==== Dataset ====

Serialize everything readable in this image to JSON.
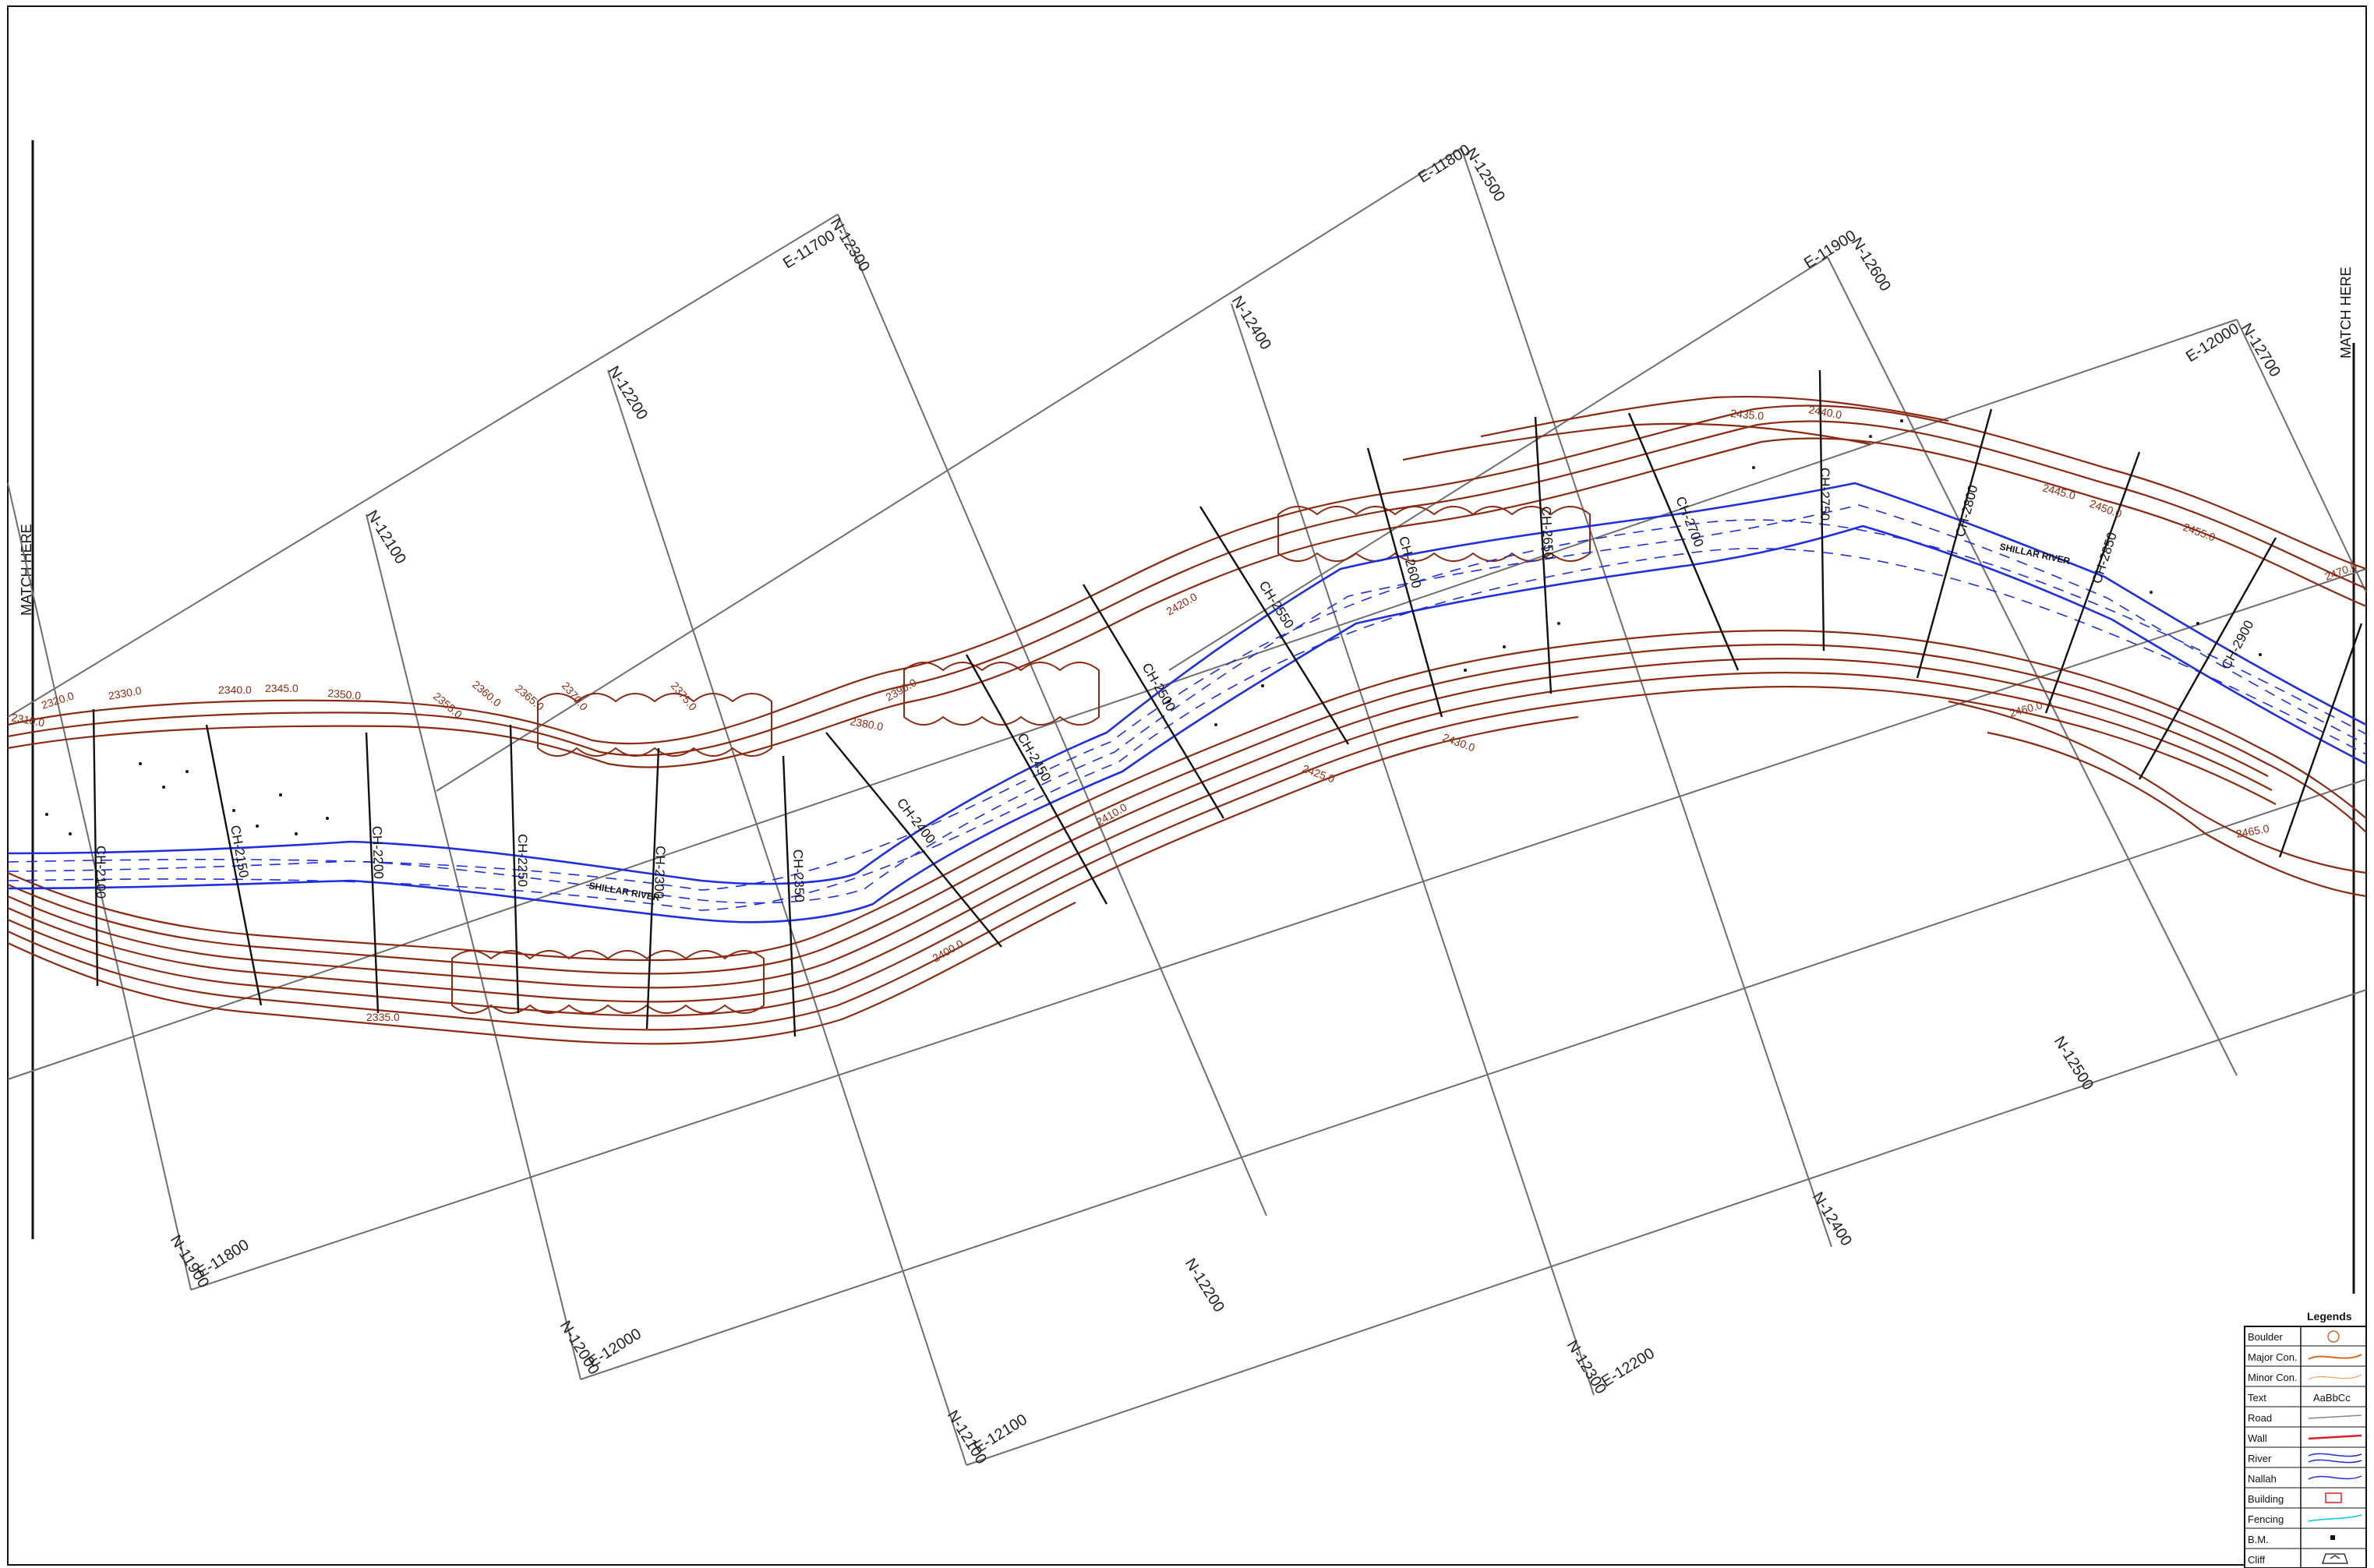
{
  "match_labels": {
    "left": "MATCH HERE",
    "right": "MATCH HERE"
  },
  "grid_labels": [
    "E-11700",
    "N-12300",
    "E-11800",
    "N-12500",
    "E-11900",
    "N-12600",
    "E-12000",
    "N-12700",
    "N-12200",
    "N-12100",
    "N-12400",
    "N-11900",
    "E-11800",
    "N-12000",
    "E-12000",
    "N-12100",
    "E-12100",
    "N-12300",
    "E-12200",
    "N-12200",
    "N-12400",
    "N-12500"
  ],
  "contour_labels": [
    "2310.0",
    "2320.0",
    "2330.0",
    "2335.0",
    "2340.0",
    "2345.0",
    "2350.0",
    "2355.0",
    "2360.0",
    "2365.0",
    "2370.0",
    "2375.0",
    "2380.0",
    "2390.0",
    "2400.0",
    "2410.0",
    "2420.0",
    "2425.0",
    "2430.0",
    "2435.0",
    "2440.0",
    "2445.0",
    "2450.0",
    "2455.0",
    "2460.0",
    "2465.0",
    "2470.0"
  ],
  "section_labels": [
    "CH-2100",
    "CH-2150",
    "CH-2200",
    "CH-2250",
    "CH-2300",
    "CH-2350",
    "CH-2400",
    "CH-2450",
    "CH-2500",
    "CH-2550",
    "CH-2600",
    "CH-2650",
    "CH-2700",
    "CH-2750",
    "CH-2800",
    "CH-2850",
    "CH-2900"
  ],
  "river_name_labels": [
    "SHILLAR RIVER",
    "SHILLAR RIVER"
  ],
  "legend": {
    "title": "Legends",
    "items": [
      {
        "label": "Boulder",
        "symbol": "boulder-icon",
        "color": "#d2691e"
      },
      {
        "label": "Major Con.",
        "symbol": "major-contour-icon",
        "color": "#d2691e"
      },
      {
        "label": "Minor Con.",
        "symbol": "minor-contour-icon",
        "color": "#e8a060"
      },
      {
        "label": "Text",
        "symbol": "text-sample-icon",
        "sample": "AaBbCc"
      },
      {
        "label": "Road",
        "symbol": "road-icon",
        "color": "#888888"
      },
      {
        "label": "Wall",
        "symbol": "wall-icon",
        "color": "#e02020"
      },
      {
        "label": "River",
        "symbol": "river-icon",
        "color": "#1d2fe0"
      },
      {
        "label": "Nallah",
        "symbol": "nallah-icon",
        "color": "#1d2fe0"
      },
      {
        "label": "Building",
        "symbol": "building-icon",
        "color": "#e02020"
      },
      {
        "label": "Fencing",
        "symbol": "fencing-icon",
        "color": "#00c8e8"
      },
      {
        "label": "B.M.",
        "symbol": "benchmark-icon",
        "color": "#111111"
      },
      {
        "label": "Cliff",
        "symbol": "cliff-icon",
        "color": "#111111"
      }
    ]
  }
}
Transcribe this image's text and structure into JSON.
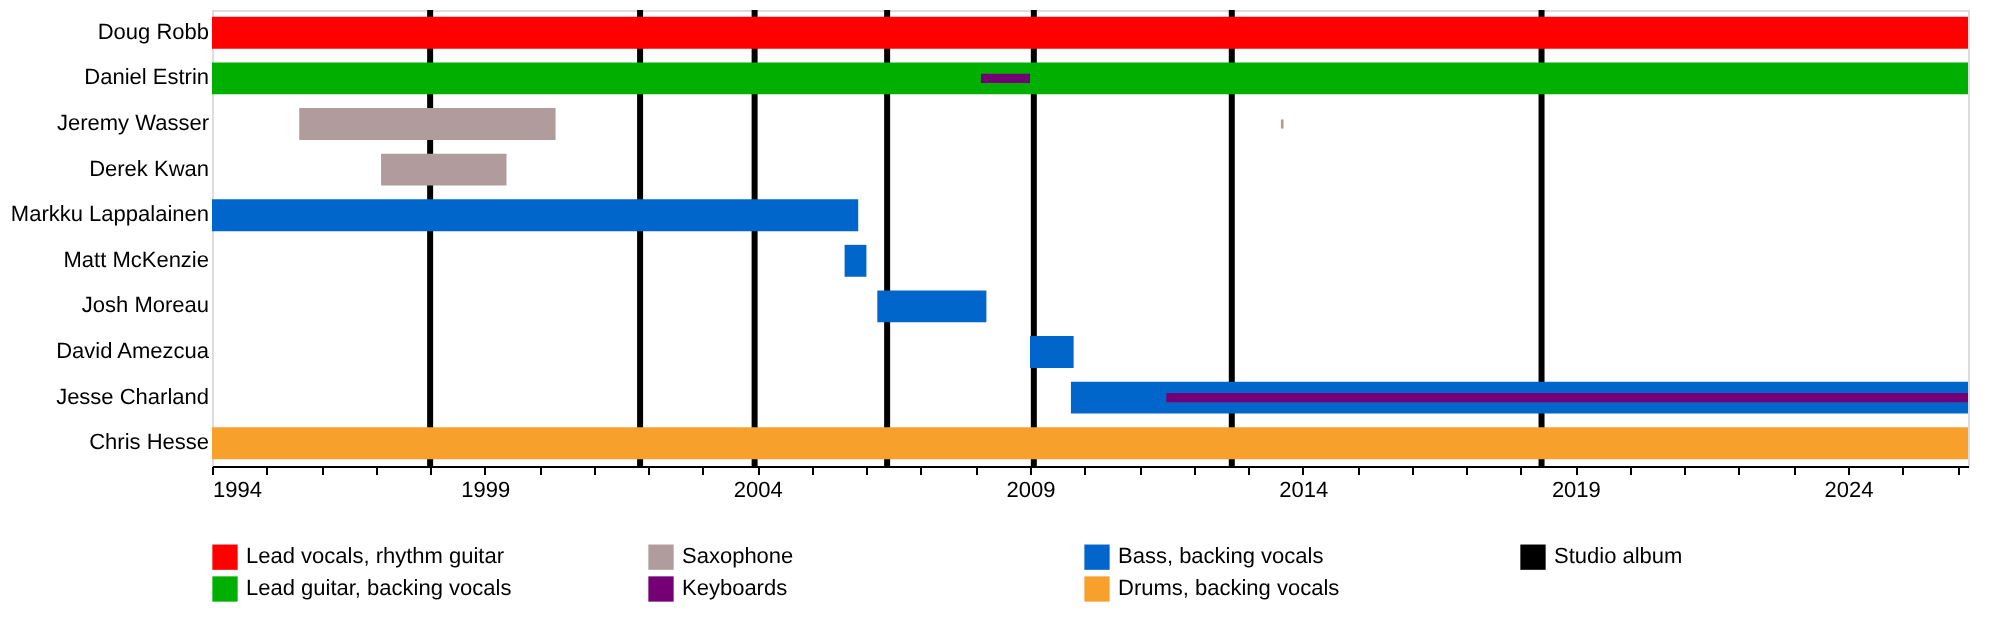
{
  "chart_data": {
    "type": "bar",
    "orientation": "horizontal",
    "categories": [
      "Doug Robb",
      "Daniel Estrin",
      "Jeremy Wasser",
      "Derek Kwan",
      "Markku Lappalainen",
      "Matt McKenzie",
      "Josh Moreau",
      "David Amezcua",
      "Jesse Charland",
      "Chris Hesse"
    ],
    "series": [
      {
        "name": "Lead vocals, rhythm guitar",
        "color": "#ff0000",
        "base": [
          1994,
          null,
          null,
          null,
          null,
          null,
          null,
          null,
          null,
          null
        ],
        "values": [
          32.2,
          null,
          null,
          null,
          null,
          null,
          null,
          null,
          null,
          null
        ]
      },
      {
        "name": "Lead guitar, backing vocals",
        "color": "#00b000",
        "base": [
          null,
          1994,
          null,
          null,
          null,
          null,
          null,
          null,
          null,
          null
        ],
        "values": [
          null,
          32.2,
          null,
          null,
          null,
          null,
          null,
          null,
          null,
          null
        ]
      },
      {
        "name": "Saxophone",
        "color": "#b09c9c",
        "base": [
          null,
          null,
          1995.6,
          1997.1,
          null,
          null,
          null,
          null,
          null,
          null
        ],
        "values": [
          null,
          null,
          4.7,
          2.3,
          null,
          null,
          null,
          null,
          null,
          null
        ]
      },
      {
        "color": "#b09c9c",
        "base": [
          null,
          null,
          2013.6,
          null,
          null,
          null,
          null,
          null,
          null,
          null
        ],
        "values": [
          null,
          null,
          0.05,
          null,
          null,
          null,
          null,
          null,
          null,
          null
        ]
      },
      {
        "name": "Keyboards",
        "color": "#750075",
        "base": [
          null,
          2008.1,
          null,
          null,
          null,
          null,
          null,
          null,
          2011.5,
          null
        ],
        "values": [
          null,
          0.9,
          null,
          null,
          null,
          null,
          null,
          null,
          14.7,
          null
        ]
      },
      {
        "name": "Bass, backing vocals",
        "color": "#0066cc",
        "base": [
          null,
          null,
          null,
          null,
          1994,
          2005.6,
          2006.2,
          2009.0,
          2009.75,
          null
        ],
        "values": [
          null,
          null,
          null,
          null,
          11.85,
          0.4,
          2.0,
          0.8,
          16.45,
          null
        ]
      },
      {
        "name": "Drums, backing vocals",
        "color": "#f7a12c",
        "base": [
          null,
          null,
          null,
          null,
          null,
          null,
          null,
          null,
          null,
          1994
        ],
        "values": [
          null,
          null,
          null,
          null,
          null,
          null,
          null,
          null,
          null,
          32.2
        ]
      }
    ],
    "ref_lines": [
      {
        "axis": "x",
        "value": 1998.0,
        "label": "Studio album",
        "color": "#000000"
      },
      {
        "axis": "x",
        "value": 2001.85,
        "color": "#000000"
      },
      {
        "axis": "x",
        "value": 2003.95,
        "color": "#000000"
      },
      {
        "axis": "x",
        "value": 2006.38,
        "color": "#000000"
      },
      {
        "axis": "x",
        "value": 2009.07,
        "color": "#000000"
      },
      {
        "axis": "x",
        "value": 2012.7,
        "color": "#000000"
      },
      {
        "axis": "x",
        "value": 2018.38,
        "color": "#000000"
      }
    ],
    "xlim": [
      1994,
      2026.2
    ],
    "xticks": [
      1994,
      {
        "value": 1995,
        "label": null
      },
      {
        "value": 1996,
        "label": null
      },
      {
        "value": 1997,
        "label": null
      },
      {
        "value": 1998,
        "label": null
      },
      1999,
      {
        "value": 2000,
        "label": null
      },
      {
        "value": 2001,
        "label": null
      },
      {
        "value": 2002,
        "label": null
      },
      {
        "value": 2003,
        "label": null
      },
      2004,
      {
        "value": 2005,
        "label": null
      },
      {
        "value": 2006,
        "label": null
      },
      {
        "value": 2007,
        "label": null
      },
      {
        "value": 2008,
        "label": null
      },
      2009,
      {
        "value": 2010,
        "label": null
      },
      {
        "value": 2011,
        "label": null
      },
      {
        "value": 2012,
        "label": null
      },
      {
        "value": 2013,
        "label": null
      },
      2014,
      {
        "value": 2015,
        "label": null
      },
      {
        "value": 2016,
        "label": null
      },
      {
        "value": 2017,
        "label": null
      },
      {
        "value": 2018,
        "label": null
      },
      2019,
      {
        "value": 2020,
        "label": null
      },
      {
        "value": 2021,
        "label": null
      },
      {
        "value": 2022,
        "label": null
      },
      {
        "value": 2023,
        "label": null
      },
      2024,
      {
        "value": 2025,
        "label": null
      },
      {
        "value": 2026,
        "label": null
      }
    ],
    "grid": false,
    "legend": "bottom"
  }
}
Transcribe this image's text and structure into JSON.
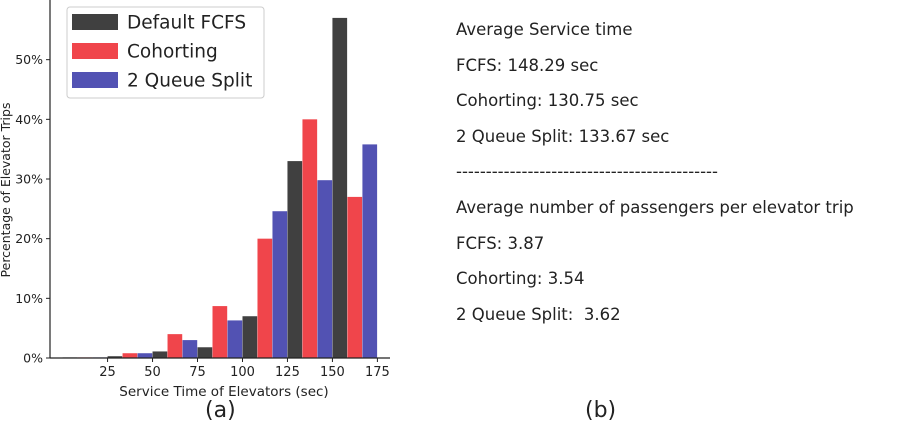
{
  "chart_data": {
    "type": "bar",
    "xlabel": "Service Time of Elevators (sec)",
    "ylabel": "Percentage of Elevator Trips",
    "x_ticks": [
      "25",
      "50",
      "75",
      "100",
      "125",
      "150",
      "175"
    ],
    "y_ticks": [
      "0%",
      "10%",
      "20%",
      "30%",
      "40%",
      "50%"
    ],
    "bin_starts": [
      0,
      25,
      50,
      75,
      100,
      125,
      150
    ],
    "bin_width": 25,
    "xlim": [
      -7,
      182
    ],
    "ylim": [
      0,
      60
    ],
    "legend_position": "top-left",
    "series": [
      {
        "name": "Default FCFS",
        "color": "#404040",
        "values": [
          0.1,
          0.3,
          1.1,
          1.8,
          7.0,
          33.0,
          57.0
        ]
      },
      {
        "name": "Cohorting",
        "color": "#f0454b",
        "values": [
          0.1,
          0.8,
          4.0,
          8.7,
          20.0,
          40.0,
          27.0
        ]
      },
      {
        "name": "2 Queue Split",
        "color": "#5252b3",
        "values": [
          0.1,
          0.8,
          3.0,
          6.3,
          24.6,
          29.8,
          35.8
        ]
      }
    ]
  },
  "stats": {
    "lines": [
      "Average Service time",
      "FCFS: 148.29 sec",
      "Cohorting: 130.75 sec",
      "2 Queue Split: 133.67 sec",
      "--------------------------------------------",
      "Average number of passengers per elevator trip",
      "FCFS: 3.87",
      "Cohorting: 3.54",
      "2 Queue Split:  3.62"
    ]
  },
  "captions": {
    "a": "(a)",
    "b": "(b)"
  }
}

====

Exercise: Extract from the material all lines containing the string "Average".

The result:
      "Average Service time",
      "Average number of passengers per elevator trip",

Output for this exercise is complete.